Gather every line from the entries below that includes "Twas".
** Start Provided data **
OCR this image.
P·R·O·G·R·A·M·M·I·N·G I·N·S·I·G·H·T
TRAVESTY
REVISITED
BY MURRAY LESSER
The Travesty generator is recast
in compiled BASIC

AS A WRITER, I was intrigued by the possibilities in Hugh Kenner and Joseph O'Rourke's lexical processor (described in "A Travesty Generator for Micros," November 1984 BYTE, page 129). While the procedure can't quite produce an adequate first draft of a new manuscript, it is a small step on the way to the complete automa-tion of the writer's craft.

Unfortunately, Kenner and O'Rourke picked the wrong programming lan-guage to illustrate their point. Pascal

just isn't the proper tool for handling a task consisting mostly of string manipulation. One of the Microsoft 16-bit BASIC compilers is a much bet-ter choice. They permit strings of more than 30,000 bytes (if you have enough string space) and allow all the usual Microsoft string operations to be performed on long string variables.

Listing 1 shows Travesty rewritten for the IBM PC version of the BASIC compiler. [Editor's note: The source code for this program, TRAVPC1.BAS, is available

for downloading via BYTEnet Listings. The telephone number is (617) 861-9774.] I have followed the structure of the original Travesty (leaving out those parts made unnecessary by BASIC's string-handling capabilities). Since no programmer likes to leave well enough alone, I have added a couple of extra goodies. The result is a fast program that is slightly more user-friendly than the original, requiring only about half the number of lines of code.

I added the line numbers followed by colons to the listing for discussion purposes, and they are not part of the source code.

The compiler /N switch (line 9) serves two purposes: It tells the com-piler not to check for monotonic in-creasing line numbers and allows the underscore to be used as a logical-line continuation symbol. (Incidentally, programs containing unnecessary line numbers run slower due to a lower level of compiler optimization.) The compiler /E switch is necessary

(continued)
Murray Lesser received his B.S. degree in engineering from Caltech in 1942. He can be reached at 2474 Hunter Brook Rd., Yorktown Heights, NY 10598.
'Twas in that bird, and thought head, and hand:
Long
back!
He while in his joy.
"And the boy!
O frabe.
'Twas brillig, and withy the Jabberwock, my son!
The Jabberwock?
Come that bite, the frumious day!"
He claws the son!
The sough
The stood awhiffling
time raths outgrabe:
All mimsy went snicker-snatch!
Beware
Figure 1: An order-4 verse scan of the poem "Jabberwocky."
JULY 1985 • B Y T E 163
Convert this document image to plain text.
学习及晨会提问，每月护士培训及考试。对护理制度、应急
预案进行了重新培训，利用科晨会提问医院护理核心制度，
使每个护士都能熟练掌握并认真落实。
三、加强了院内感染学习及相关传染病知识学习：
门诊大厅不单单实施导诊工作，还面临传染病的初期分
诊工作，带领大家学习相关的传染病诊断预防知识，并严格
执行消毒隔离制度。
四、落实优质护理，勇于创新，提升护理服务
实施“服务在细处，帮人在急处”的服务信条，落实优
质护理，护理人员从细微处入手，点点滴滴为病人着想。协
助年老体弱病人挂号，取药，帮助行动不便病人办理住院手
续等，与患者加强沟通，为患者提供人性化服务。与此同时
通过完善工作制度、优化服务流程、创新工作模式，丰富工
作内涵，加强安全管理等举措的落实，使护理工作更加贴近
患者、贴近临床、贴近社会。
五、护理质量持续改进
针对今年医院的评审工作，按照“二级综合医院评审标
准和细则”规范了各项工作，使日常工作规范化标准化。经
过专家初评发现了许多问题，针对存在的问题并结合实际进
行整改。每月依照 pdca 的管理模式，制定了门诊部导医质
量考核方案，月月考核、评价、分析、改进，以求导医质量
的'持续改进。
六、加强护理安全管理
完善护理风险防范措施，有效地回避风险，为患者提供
** End Provided data **
Exercise result:
'Twas in that bird, and thought head, and hand:
'Twas brillig, and withy the Jabberwock, my son!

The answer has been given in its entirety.